● RECORDS SHOWN:
++++

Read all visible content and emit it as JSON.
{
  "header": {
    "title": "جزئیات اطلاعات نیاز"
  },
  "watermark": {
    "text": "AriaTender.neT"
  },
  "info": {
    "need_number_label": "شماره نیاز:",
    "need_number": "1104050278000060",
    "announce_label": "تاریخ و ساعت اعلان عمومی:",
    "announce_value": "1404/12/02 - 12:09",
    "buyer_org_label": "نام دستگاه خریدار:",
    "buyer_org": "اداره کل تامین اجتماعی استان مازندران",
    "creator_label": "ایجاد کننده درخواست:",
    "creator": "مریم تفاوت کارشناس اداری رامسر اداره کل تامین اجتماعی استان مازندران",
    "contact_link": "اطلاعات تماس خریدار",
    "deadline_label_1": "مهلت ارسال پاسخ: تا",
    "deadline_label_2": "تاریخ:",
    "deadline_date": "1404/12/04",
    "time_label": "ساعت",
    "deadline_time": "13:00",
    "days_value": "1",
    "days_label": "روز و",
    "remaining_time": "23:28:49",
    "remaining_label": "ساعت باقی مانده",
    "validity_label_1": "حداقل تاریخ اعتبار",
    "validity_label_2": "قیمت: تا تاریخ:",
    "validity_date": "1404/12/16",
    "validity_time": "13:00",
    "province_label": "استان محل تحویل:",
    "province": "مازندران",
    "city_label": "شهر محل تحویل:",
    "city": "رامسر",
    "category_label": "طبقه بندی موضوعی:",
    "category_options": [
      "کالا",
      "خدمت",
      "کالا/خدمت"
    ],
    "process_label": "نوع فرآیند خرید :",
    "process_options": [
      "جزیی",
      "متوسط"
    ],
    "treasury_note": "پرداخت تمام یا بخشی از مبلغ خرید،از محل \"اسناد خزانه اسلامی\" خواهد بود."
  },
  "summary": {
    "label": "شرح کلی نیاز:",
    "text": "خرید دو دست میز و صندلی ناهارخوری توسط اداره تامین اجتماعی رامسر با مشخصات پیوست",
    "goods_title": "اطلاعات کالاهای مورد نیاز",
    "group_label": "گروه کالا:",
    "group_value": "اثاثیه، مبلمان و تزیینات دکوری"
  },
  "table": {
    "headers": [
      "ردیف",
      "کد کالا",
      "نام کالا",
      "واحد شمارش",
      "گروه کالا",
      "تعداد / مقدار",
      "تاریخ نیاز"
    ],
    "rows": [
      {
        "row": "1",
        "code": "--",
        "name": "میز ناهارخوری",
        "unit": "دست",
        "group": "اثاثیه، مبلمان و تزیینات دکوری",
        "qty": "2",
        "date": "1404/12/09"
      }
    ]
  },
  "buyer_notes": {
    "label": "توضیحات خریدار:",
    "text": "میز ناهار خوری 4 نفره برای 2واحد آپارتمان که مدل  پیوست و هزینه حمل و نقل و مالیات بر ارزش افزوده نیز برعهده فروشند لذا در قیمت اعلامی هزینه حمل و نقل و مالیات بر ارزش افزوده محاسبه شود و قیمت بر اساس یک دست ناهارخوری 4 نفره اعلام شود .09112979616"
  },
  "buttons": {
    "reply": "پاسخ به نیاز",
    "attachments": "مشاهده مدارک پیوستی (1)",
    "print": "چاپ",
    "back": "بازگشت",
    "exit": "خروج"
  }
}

++++

● EXERCISE PROMPT: Output every line above without altering anything.

● CORRECT RESULT:
Read all visible content and emit it as JSON.
{
  "header": {
    "title": "جزئیات اطلاعات نیاز"
  },
  "watermark": {
    "text": "AriaTender.neT"
  },
  "info": {
    "need_number_label": "شماره نیاز:",
    "need_number": "1104050278000060",
    "announce_label": "تاریخ و ساعت اعلان عمومی:",
    "announce_value": "1404/12/02 - 12:09",
    "buyer_org_label": "نام دستگاه خریدار:",
    "buyer_org": "اداره کل تامین اجتماعی استان مازندران",
    "creator_label": "ایجاد کننده درخواست:",
    "creator": "مریم تفاوت کارشناس اداری رامسر اداره کل تامین اجتماعی استان مازندران",
    "contact_link": "اطلاعات تماس خریدار",
    "deadline_label_1": "مهلت ارسال پاسخ: تا",
    "deadline_label_2": "تاریخ:",
    "deadline_date": "1404/12/04",
    "time_label": "ساعت",
    "deadline_time": "13:00",
    "days_value": "1",
    "days_label": "روز و",
    "remaining_time": "23:28:49",
    "remaining_label": "ساعت باقی مانده",
    "validity_label_1": "حداقل تاریخ اعتبار",
    "validity_label_2": "قیمت: تا تاریخ:",
    "validity_date": "1404/12/16",
    "validity_time": "13:00",
    "province_label": "استان محل تحویل:",
    "province": "مازندران",
    "city_label": "شهر محل تحویل:",
    "city": "رامسر",
    "category_label": "طبقه بندی موضوعی:",
    "category_options": [
      "کالا",
      "خدمت",
      "کالا/خدمت"
    ],
    "process_label": "نوع فرآیند خرید :",
    "process_options": [
      "جزیی",
      "متوسط"
    ],
    "treasury_note": "پرداخت تمام یا بخشی از مبلغ خرید،از محل \"اسناد خزانه اسلامی\" خواهد بود."
  },
  "summary": {
    "label": "شرح کلی نیاز:",
    "text": "خرید دو دست میز و صندلی ناهارخوری توسط اداره تامین اجتماعی رامسر با مشخصات پیوست",
    "goods_title": "اطلاعات کالاهای مورد نیاز",
    "group_label": "گروه کالا:",
    "group_value": "اثاثیه، مبلمان و تزیینات دکوری"
  },
  "table": {
    "headers": [
      "ردیف",
      "کد کالا",
      "نام کالا",
      "واحد شمارش",
      "گروه کالا",
      "تعداد / مقدار",
      "تاریخ نیاز"
    ],
    "rows": [
      {
        "row": "1",
        "code": "--",
        "name": "میز ناهارخوری",
        "unit": "دست",
        "group": "اثاثیه، مبلمان و تزیینات دکوری",
        "qty": "2",
        "date": "1404/12/09"
      }
    ]
  },
  "buyer_notes": {
    "label": "توضیحات خریدار:",
    "text": "میز ناهار خوری 4 نفره برای 2واحد آپارتمان که مدل  پیوست و هزینه حمل و نقل و مالیات بر ارزش افزوده نیز برعهده فروشند لذا در قیمت اعلامی هزینه حمل و نقل و مالیات بر ارزش افزوده محاسبه شود و قیمت بر اساس یک دست ناهارخوری 4 نفره اعلام شود .09112979616"
  },
  "buttons": {
    "reply": "پاسخ به نیاز",
    "attachments": "مشاهده مدارک پیوستی (1)",
    "print": "چاپ",
    "back": "بازگشت",
    "exit": "خروج"
  }
}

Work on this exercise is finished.